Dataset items
----------------

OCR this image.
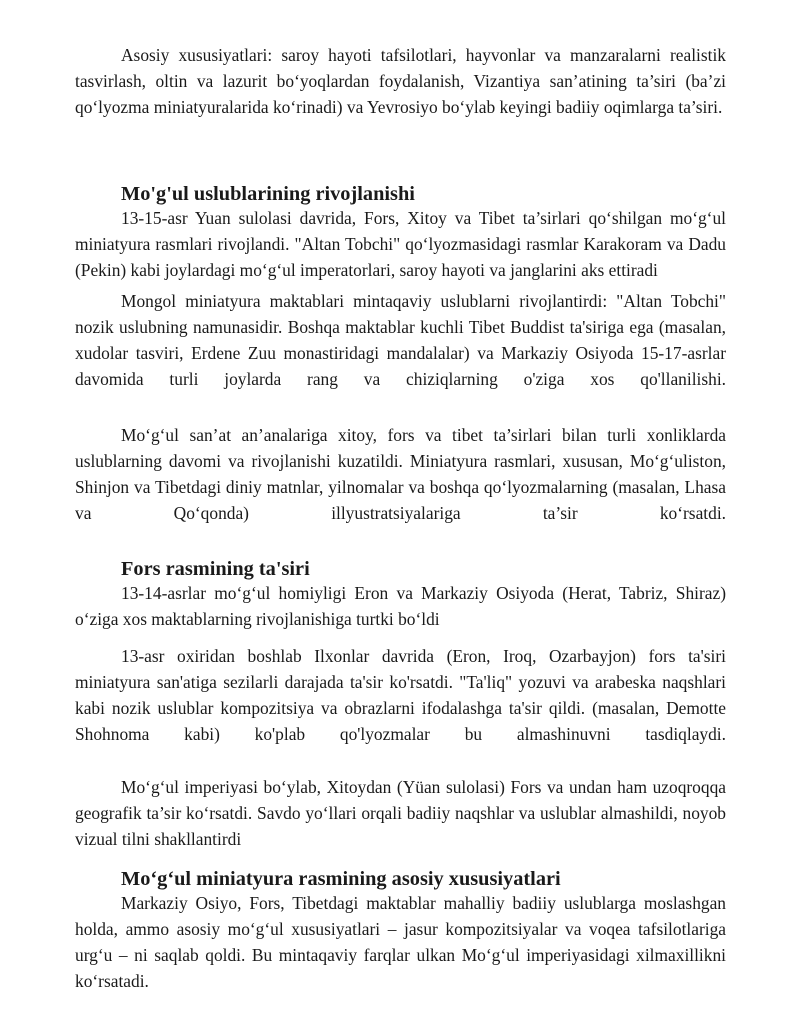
Asosiy xususiyatlari: saroy hayoti tafsilotlari, hayvonlar va manzaralarni realistik tasvirlash, oltin va lazurit bo‘yoqlardan foydalanish, Vizantiya san’atining ta’siri (ba’zi qo‘lyozma miniatyuralarida ko‘rinadi) va Yevrosiyo bo‘ylab keyingi badiiy oqimlarga ta’siri.

Mo'g'ul uslublarining rivojlanishi

13-15-asr Yuan sulolasi davrida, Fors, Xitoy va Tibet ta’sirlari qo‘shilgan mo‘g‘ul miniatyura rasmlari rivojlandi. "Altan Tobchi" qo‘lyozmasidagi rasmlar Karakoram va Dadu (Pekin) kabi joylardagi mo‘g‘ul imperatorlari, saroy hayoti va janglarini aks ettiradi

Mongol miniatyura maktablari mintaqaviy uslublarni rivojlantirdi: "Altan Tobchi" nozik uslubning namunasidir. Boshqa maktablar kuchli Tibet Buddist ta'siriga ega (masalan, xudolar tasviri, Erdene Zuu monastiridagi mandalalar) va Markaziy Osiyoda 15-17-asrlar davomida turli joylarda rang va chiziqlarning o'ziga xos qo'llanilishi.

Mo‘g‘ul san’at an’analariga xitoy, fors va tibet ta’sirlari bilan turli xonliklarda uslublarning davomi va rivojlanishi kuzatildi. Miniatyura rasmlari, xususan, Mo‘g‘uliston, Shinjon va Tibetdagi diniy matnlar, yilnomalar va boshqa qo‘lyozmalarning (masalan, Lhasa va Qo‘qonda) illyustratsiyalariga ta’sir ko‘rsatdi.

Fors rasmining ta'siri

13-14-asrlar mo‘g‘ul homiyligi Eron va Markaziy Osiyoda (Herat, Tabriz, Shiraz) o‘ziga xos maktablarning rivojlanishiga turtki bo‘ldi

13-asr oxiridan boshlab Ilxonlar davrida (Eron, Iroq, Ozarbayjon) fors ta'siri miniatyura san'atiga sezilarli darajada ta'sir ko'rsatdi. "Ta'liq" yozuvi va arabeska naqshlari kabi nozik uslublar kompozitsiya va obrazlarni ifodalashga ta'sir qildi. (masalan, Demotte Shohnoma kabi) ko'plab qo'lyozmalar bu almashinuvni tasdiqlaydi.

Mo‘g‘ul imperiyasi bo‘ylab, Xitoydan (Yüan sulolasi) Fors va undan ham uzoqroqqa geografik ta’sir ko‘rsatdi. Savdo yo‘llari orqali badiiy naqshlar va uslublar almashildi, noyob vizual tilni shakllantirdi

Mo‘g‘ul miniatyura rasmining asosiy xususiyatlari

Markaziy Osiyo, Fors, Tibetdagi maktablar mahalliy badiiy uslublarga moslashgan holda, ammo asosiy mo‘g‘ul xususiyatlari – jasur kompozitsiyalar va voqea tafsilotlariga urg‘u – ni saqlab qoldi. Bu mintaqaviy farqlar ulkan Mo‘g‘ul imperiyasidagi xilmaxillikni ko‘rsatadi.
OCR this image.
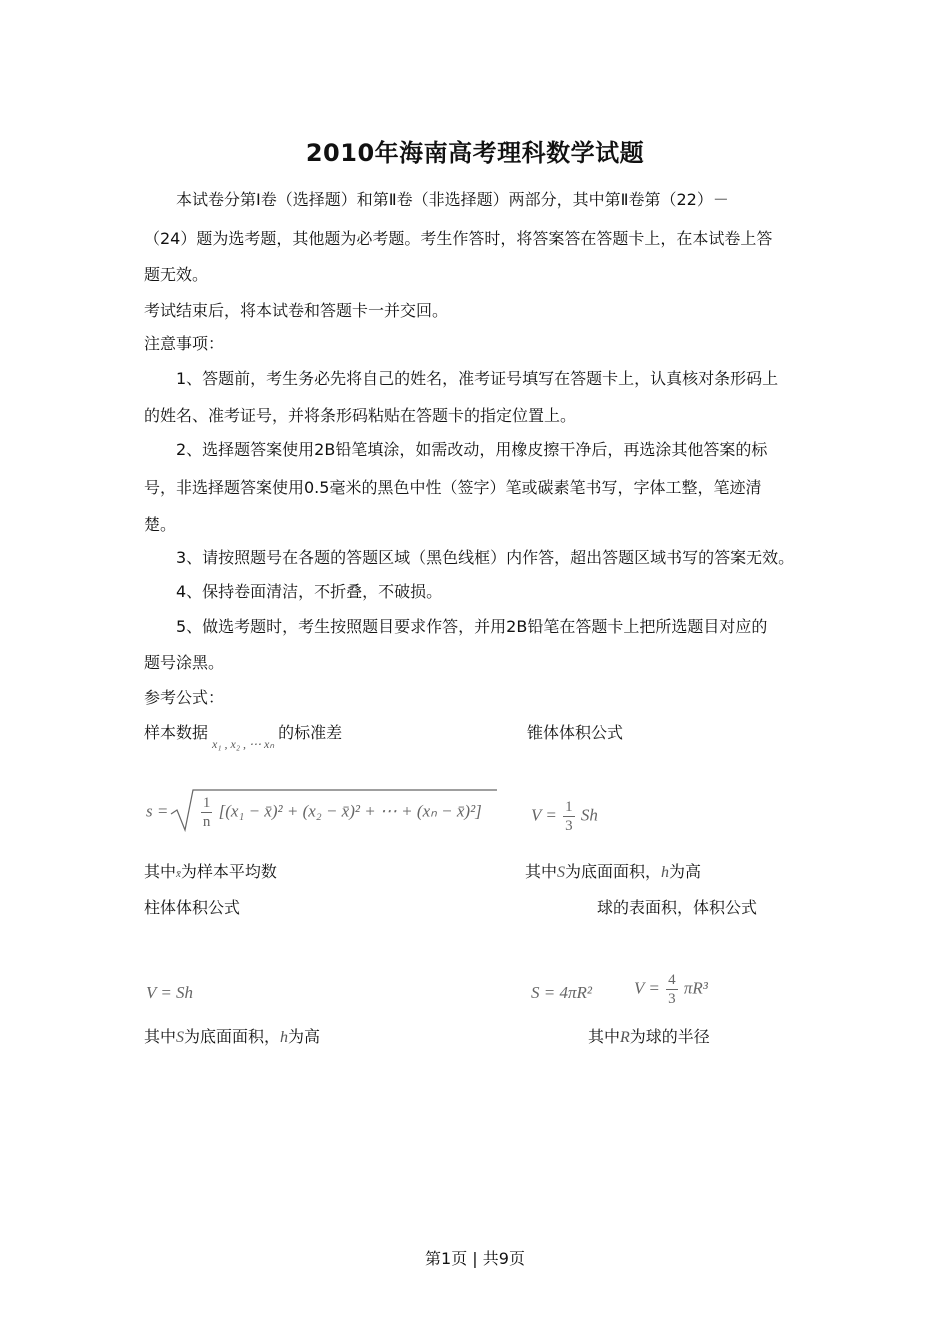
2010年海南高考理科数学试题
本试卷分第Ⅰ卷（选择题）和第Ⅱ卷（非选择题）两部分，其中第Ⅱ卷第（22）－
（24）题为选考题，其他题为必考题。考生作答时，将答案答在答题卡上，在本试卷上答
题无效。
考试结束后，将本试卷和答题卡一并交回。
注意事项：
1、答题前，考生务必先将自己的姓名，准考证号填写在答题卡上，认真核对条形码上
的姓名、准考证号，并将条形码粘贴在答题卡的指定位置上。
2、选择题答案使用2B铅笔填涂，如需改动，用橡皮擦干净后，再选涂其他答案的标
号，非选择题答案使用0.5毫米的黑色中性（签字）笔或碳素笔书写，字体工整，笔迹清
楚。
3、请按照题号在各题的答题区域（黑色线框）内作答，超出答题区域书写的答案无效。
4、保持卷面清洁，不折叠，不破损。
5、做选考题时，考生按照题目要求作答，并用2B铅笔在答题卡上把所选题目对应的
题号涂黑。
参考公式：
样本数据$_{x_1 , x_2 , \cdots x_n}$的标准差	锥体体积公式
s =
$\frac{1}{n} [(x_1$ − x̄)² + (x₂ − x̄)² + ⋯ + (xₙ − x̄)²]	$V = \frac{1}{3}$ Sh
其中x̄为样本平均数	其中S为底面面积，h为高
柱体体积公式	球的表面积，体积公式
V = Sh	S = 4πR² $V = \frac{4}{3} \pi R^3$
其中S为底面面积，h为高	其中R为球的半径
第1页 | 共9页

----------------

◆ CHALLENGE
Extract all the entries word for word; omit any pictures.

◆ OUTPUT OF THE EXERCISE
OCR this image.
Asosiy xususiyatlari: saroy hayoti tafsilotlari, hayvonlar va manzaralarni realistik tasvirlash, oltin va lazurit bo‘yoqlardan foydalanish, Vizantiya san’atining ta’siri (ba’zi qo‘lyozma miniatyuralarida ko‘rinadi) va Yevrosiyo bo‘ylab keyingi badiiy oqimlarga ta’siri.

Mo'g'ul uslublarining rivojlanishi

13-15-asr Yuan sulolasi davrida, Fors, Xitoy va Tibet ta’sirlari qo‘shilgan mo‘g‘ul miniatyura rasmlari rivojlandi. "Altan Tobchi" qo‘lyozmasidagi rasmlar Karakoram va Dadu (Pekin) kabi joylardagi mo‘g‘ul imperatorlari, saroy hayoti va janglarini aks ettiradi

Mongol miniatyura maktablari mintaqaviy uslublarni rivojlantirdi: "Altan Tobchi" nozik uslubning namunasidir. Boshqa maktablar kuchli Tibet Buddist ta'siriga ega (masalan, xudolar tasviri, Erdene Zuu monastiridagi mandalalar) va Markaziy Osiyoda 15-17-asrlar davomida turli joylarda rang va chiziqlarning o'ziga xos qo'llanilishi.

Mo‘g‘ul san’at an’analariga xitoy, fors va tibet ta’sirlari bilan turli xonliklarda uslublarning davomi va rivojlanishi kuzatildi. Miniatyura rasmlari, xususan, Mo‘g‘uliston, Shinjon va Tibetdagi diniy matnlar, yilnomalar va boshqa qo‘lyozmalarning (masalan, Lhasa va Qo‘qonda) illyustratsiyalariga ta’sir ko‘rsatdi.

Fors rasmining ta'siri

13-14-asrlar mo‘g‘ul homiyligi Eron va Markaziy Osiyoda (Herat, Tabriz, Shiraz) o‘ziga xos maktablarning rivojlanishiga turtki bo‘ldi

13-asr oxiridan boshlab Ilxonlar davrida (Eron, Iroq, Ozarbayjon) fors ta'siri miniatyura san'atiga sezilarli darajada ta'sir ko'rsatdi. "Ta'liq" yozuvi va arabeska naqshlari kabi nozik uslublar kompozitsiya va obrazlarni ifodalashga ta'sir qildi. (masalan, Demotte Shohnoma kabi) ko'plab qo'lyozmalar bu almashinuvni tasdiqlaydi.

Mo‘g‘ul imperiyasi bo‘ylab, Xitoydan (Yüan sulolasi) Fors va undan ham uzoqroqqa geografik ta’sir ko‘rsatdi. Savdo yo‘llari orqali badiiy naqshlar va uslublar almashildi, noyob vizual tilni shakllantirdi

Mo‘g‘ul miniatyura rasmining asosiy xususiyatlari

Markaziy Osiyo, Fors, Tibetdagi maktablar mahalliy badiiy uslublarga moslashgan holda, ammo asosiy mo‘g‘ul xususiyatlari – jasur kompozitsiyalar va voqea tafsilotlariga urg‘u – ni saqlab qoldi. Bu mintaqaviy farqlar ulkan Mo‘g‘ul imperiyasidagi xilmaxillikni ko‘rsatadi.
OCR this image.
2010年海南高考理科数学试题
本试卷分第Ⅰ卷（选择题）和第Ⅱ卷（非选择题）两部分，其中第Ⅱ卷第（22）－
（24）题为选考题，其他题为必考题。考生作答时，将答案答在答题卡上，在本试卷上答
题无效。
考试结束后，将本试卷和答题卡一并交回。
注意事项：
1、答题前，考生务必先将自己的姓名，准考证号填写在答题卡上，认真核对条形码上
的姓名、准考证号，并将条形码粘贴在答题卡的指定位置上。
2、选择题答案使用2B铅笔填涂，如需改动，用橡皮擦干净后，再选涂其他答案的标
号，非选择题答案使用0.5毫米的黑色中性（签字）笔或碳素笔书写，字体工整，笔迹清
楚。
3、请按照题号在各题的答题区域（黑色线框）内作答，超出答题区域书写的答案无效。
4、保持卷面清洁，不折叠，不破损。
5、做选考题时，考生按照题目要求作答，并用2B铅笔在答题卡上把所选题目对应的
题号涂黑。
参考公式：
样本数据$_{x_1 , x_2 , \cdots x_n}$的标准差	锥体体积公式
s =
$\frac{1}{n} [(x_1$ − x̄)² + (x₂ − x̄)² + ⋯ + (xₙ − x̄)²]	$V = \frac{1}{3}$ Sh
其中x̄为样本平均数	其中S为底面面积，h为高
柱体体积公式	球的表面积，体积公式
V = Sh	S = 4πR² $V = \frac{4}{3} \pi R^3$
其中S为底面面积，h为高	其中R为球的半径
第1页 | 共9页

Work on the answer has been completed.